***** Dataset extract *****

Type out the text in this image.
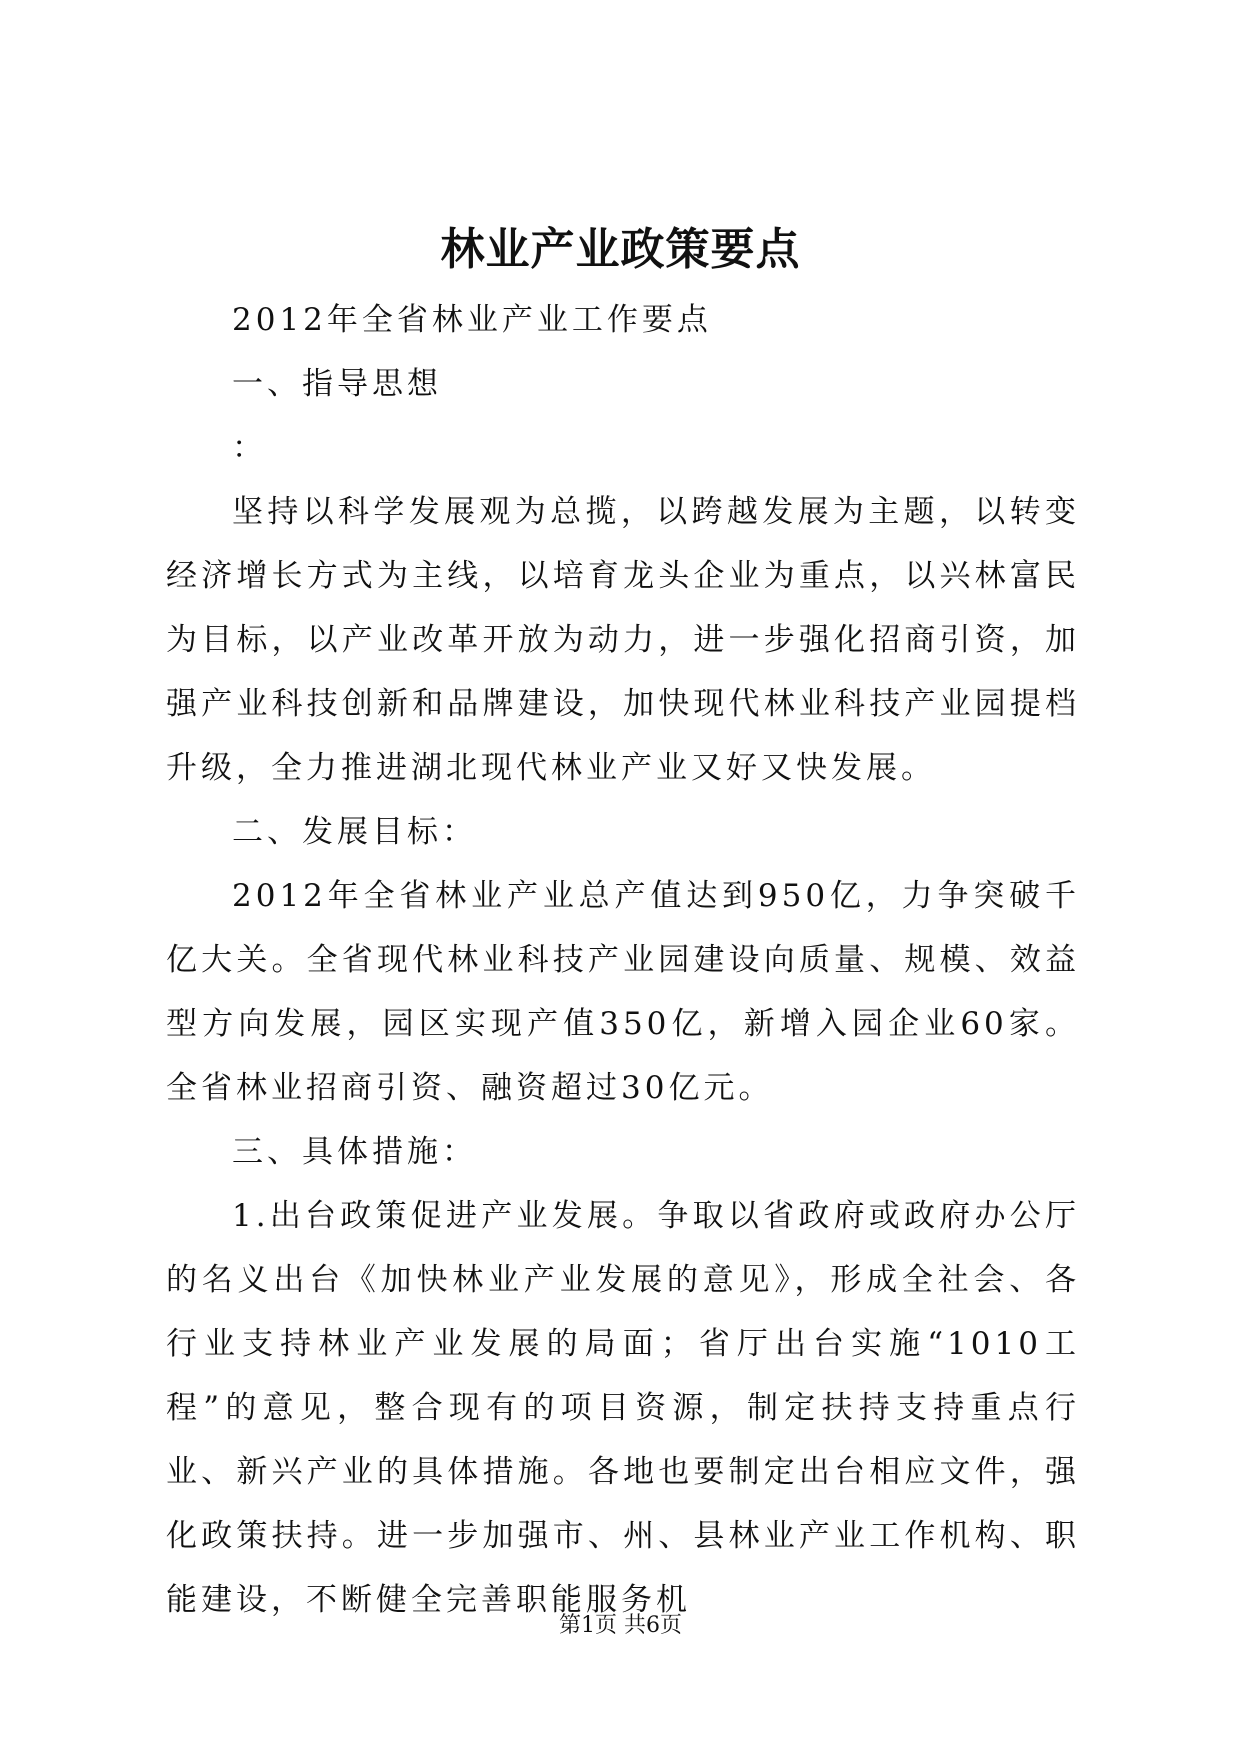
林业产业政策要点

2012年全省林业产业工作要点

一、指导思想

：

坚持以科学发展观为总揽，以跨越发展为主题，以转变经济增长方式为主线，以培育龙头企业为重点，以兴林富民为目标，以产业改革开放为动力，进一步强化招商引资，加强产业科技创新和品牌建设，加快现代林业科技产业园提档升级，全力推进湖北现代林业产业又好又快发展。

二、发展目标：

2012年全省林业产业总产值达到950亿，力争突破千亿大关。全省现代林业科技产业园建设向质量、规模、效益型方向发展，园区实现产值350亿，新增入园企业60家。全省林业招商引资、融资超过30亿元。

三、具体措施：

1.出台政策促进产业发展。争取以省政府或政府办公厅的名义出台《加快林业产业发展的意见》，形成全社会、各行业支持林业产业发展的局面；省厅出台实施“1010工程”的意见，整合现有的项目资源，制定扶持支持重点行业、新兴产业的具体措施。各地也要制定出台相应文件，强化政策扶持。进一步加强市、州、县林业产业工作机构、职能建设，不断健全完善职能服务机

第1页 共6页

*****

Every record above should be written out again exactly; the pictures stay out of the copy.

### [Answer to the exercise]
Type out the text in this image.
林业产业政策要点

2012年全省林业产业工作要点

一、指导思想

：

坚持以科学发展观为总揽，以跨越发展为主题，以转变经济增长方式为主线，以培育龙头企业为重点，以兴林富民为目标，以产业改革开放为动力，进一步强化招商引资，加强产业科技创新和品牌建设，加快现代林业科技产业园提档升级，全力推进湖北现代林业产业又好又快发展。

二、发展目标：

2012年全省林业产业总产值达到950亿，力争突破千亿大关。全省现代林业科技产业园建设向质量、规模、效益型方向发展，园区实现产值350亿，新增入园企业60家。全省林业招商引资、融资超过30亿元。

三、具体措施：

1.出台政策促进产业发展。争取以省政府或政府办公厅的名义出台《加快林业产业发展的意见》，形成全社会、各行业支持林业产业发展的局面；省厅出台实施“1010工程”的意见，整合现有的项目资源，制定扶持支持重点行业、新兴产业的具体措施。各地也要制定出台相应文件，强化政策扶持。进一步加强市、州、县林业产业工作机构、职能建设，不断健全完善职能服务机

第1页 共6页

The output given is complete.